▶ _What the exercise asks_:
Find every line in the records below that holds the word "这里我将这种算法简称为", and copy it out.
☆ ☆ ☆ ☆
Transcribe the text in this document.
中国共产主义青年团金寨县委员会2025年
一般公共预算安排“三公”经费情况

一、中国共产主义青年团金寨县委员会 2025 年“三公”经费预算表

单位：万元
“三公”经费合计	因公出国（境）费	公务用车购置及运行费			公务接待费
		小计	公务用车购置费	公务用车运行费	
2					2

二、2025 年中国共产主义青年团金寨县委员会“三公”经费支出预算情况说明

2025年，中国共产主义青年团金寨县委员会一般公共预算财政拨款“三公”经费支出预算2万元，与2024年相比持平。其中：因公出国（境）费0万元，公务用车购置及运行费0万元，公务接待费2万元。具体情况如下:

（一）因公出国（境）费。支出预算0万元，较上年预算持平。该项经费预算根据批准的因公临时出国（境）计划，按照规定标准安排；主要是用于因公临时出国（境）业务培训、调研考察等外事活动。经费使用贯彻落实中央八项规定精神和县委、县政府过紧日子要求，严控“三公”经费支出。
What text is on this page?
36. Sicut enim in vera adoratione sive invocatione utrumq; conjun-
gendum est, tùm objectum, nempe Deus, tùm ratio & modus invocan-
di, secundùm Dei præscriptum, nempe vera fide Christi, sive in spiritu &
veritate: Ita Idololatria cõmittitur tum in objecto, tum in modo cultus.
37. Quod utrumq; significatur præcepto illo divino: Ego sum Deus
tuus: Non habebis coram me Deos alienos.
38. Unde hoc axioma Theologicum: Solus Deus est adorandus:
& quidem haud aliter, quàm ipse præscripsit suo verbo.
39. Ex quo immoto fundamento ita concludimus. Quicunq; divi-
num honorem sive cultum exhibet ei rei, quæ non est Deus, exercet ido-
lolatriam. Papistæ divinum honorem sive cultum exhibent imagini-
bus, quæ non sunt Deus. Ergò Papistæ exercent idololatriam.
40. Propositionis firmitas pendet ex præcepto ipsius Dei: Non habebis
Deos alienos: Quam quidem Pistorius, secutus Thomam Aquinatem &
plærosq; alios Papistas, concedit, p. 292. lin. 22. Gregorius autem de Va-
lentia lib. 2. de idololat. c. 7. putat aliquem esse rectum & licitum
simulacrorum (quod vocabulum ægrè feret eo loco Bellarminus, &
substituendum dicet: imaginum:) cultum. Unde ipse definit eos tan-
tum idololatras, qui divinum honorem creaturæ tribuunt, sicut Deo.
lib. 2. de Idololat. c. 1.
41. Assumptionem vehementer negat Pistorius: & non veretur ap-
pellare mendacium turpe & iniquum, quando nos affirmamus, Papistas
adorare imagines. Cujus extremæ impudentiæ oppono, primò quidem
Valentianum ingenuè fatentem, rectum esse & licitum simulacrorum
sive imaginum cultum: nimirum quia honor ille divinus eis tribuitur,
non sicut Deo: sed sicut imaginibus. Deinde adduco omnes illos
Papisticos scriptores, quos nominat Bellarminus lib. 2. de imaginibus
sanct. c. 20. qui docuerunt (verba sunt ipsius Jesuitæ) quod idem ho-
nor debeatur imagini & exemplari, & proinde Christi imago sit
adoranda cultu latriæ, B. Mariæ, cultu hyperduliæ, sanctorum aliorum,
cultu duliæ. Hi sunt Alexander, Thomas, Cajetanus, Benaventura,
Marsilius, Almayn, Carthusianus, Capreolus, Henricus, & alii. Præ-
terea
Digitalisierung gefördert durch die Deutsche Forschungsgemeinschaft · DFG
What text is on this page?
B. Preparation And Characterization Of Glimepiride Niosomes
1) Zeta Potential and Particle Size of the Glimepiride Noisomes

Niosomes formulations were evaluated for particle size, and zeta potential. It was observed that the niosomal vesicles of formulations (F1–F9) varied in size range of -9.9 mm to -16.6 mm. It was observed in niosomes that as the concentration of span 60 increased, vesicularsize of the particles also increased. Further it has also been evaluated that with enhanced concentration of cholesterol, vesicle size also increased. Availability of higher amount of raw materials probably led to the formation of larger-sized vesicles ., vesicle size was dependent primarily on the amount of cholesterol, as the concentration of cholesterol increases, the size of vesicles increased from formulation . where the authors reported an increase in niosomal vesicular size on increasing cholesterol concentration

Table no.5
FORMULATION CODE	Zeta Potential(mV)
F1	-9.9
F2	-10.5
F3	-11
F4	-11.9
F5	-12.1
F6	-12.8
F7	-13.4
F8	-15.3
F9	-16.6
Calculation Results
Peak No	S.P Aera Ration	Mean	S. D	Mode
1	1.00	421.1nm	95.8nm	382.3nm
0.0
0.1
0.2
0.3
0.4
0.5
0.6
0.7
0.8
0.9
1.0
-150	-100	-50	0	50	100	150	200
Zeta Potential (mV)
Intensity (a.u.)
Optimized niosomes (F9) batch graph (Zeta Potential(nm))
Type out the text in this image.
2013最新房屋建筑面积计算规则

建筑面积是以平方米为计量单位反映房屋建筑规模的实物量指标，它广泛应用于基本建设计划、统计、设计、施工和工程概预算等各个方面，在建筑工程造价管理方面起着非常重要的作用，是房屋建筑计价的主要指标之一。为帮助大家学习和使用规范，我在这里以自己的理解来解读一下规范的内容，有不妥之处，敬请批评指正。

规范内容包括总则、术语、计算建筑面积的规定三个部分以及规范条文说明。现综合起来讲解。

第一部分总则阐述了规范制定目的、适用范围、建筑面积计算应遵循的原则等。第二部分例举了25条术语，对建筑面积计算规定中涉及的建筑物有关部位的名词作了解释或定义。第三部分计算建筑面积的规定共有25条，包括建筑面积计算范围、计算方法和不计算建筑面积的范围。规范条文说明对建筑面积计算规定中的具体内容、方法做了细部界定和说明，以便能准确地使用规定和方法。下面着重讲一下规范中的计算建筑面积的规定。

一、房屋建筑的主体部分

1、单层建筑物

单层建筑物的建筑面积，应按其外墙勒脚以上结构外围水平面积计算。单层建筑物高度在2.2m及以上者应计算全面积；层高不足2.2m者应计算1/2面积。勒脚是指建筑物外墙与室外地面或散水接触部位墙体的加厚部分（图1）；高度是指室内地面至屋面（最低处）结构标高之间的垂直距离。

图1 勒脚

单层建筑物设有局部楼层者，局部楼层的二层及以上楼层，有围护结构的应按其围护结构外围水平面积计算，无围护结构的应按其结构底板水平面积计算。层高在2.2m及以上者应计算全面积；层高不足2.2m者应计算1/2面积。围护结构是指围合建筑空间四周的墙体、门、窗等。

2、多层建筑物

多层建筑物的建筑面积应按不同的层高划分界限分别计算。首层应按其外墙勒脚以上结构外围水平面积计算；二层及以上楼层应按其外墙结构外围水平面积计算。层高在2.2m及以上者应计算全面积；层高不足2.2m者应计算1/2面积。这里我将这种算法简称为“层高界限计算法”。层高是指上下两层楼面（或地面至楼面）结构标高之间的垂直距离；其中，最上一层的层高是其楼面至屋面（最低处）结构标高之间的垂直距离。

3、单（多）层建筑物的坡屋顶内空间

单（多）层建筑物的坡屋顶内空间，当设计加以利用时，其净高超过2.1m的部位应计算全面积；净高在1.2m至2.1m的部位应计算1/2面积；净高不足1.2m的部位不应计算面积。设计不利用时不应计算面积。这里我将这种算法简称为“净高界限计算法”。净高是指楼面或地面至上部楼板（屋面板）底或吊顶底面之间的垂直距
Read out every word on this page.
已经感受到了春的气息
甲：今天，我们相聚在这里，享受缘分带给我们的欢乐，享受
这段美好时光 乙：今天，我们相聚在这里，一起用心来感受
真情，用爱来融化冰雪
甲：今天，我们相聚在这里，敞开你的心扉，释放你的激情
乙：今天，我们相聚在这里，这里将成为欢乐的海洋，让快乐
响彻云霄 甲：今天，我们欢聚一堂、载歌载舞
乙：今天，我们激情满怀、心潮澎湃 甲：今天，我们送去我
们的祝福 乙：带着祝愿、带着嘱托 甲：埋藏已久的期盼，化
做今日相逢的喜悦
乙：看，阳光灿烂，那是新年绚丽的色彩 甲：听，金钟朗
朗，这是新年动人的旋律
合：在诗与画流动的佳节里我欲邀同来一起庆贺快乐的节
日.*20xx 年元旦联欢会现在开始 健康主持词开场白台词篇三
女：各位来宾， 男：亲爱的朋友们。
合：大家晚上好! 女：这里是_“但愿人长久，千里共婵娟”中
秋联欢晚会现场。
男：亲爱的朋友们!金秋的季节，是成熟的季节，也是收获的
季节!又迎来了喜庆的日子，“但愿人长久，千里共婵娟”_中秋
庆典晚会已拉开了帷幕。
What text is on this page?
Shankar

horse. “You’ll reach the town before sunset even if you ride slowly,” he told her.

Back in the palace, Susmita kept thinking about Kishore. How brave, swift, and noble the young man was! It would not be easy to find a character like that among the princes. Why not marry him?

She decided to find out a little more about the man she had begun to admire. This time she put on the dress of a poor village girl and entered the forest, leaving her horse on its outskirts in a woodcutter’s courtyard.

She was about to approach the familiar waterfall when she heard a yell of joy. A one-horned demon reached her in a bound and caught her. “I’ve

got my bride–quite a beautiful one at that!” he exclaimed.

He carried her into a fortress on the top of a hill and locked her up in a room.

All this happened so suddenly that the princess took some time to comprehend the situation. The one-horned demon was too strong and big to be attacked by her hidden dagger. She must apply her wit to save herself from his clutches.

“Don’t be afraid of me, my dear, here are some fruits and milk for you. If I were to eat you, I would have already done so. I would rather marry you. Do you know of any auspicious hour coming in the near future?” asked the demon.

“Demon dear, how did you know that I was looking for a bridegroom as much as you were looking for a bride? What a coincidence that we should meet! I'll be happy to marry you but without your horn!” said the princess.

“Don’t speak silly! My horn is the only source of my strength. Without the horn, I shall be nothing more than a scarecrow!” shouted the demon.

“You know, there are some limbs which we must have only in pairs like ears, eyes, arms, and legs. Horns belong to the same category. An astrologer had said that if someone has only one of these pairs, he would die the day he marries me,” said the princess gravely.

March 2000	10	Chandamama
☆ ☆ ☆ ☆
▶ _Written answer_:
多层建筑物的建筑面积应按不同的层高划分界限分别计算。首层应按其外墙勒脚以上结构外围水平面积计算；二层及以上楼层应按其外墙结构外围水平面积计算。层高在2.2m及以上者应计算全面积；层高不足2.2m者应计算1/2面积。这里我将这种算法简称为“层高界限计算法”。层高是指上下两层楼面（或地面至楼面）结构标高之间的垂直距离；其中，最上一层的层高是其楼面至屋面（最低处）结构标高之间的垂直距离。
单（多）层建筑物的坡屋顶内空间，当设计加以利用时，其净高超过2.1m的部位应计算全面积；净高在1.2m至2.1m的部位应计算1/2面积；净高不足1.2m的部位不应计算面积。设计不利用时不应计算面积。这里我将这种算法简称为“净高界限计算法”。净高是指楼面或地面至上部楼板（屋面板）底或吊顶底面之间的垂直距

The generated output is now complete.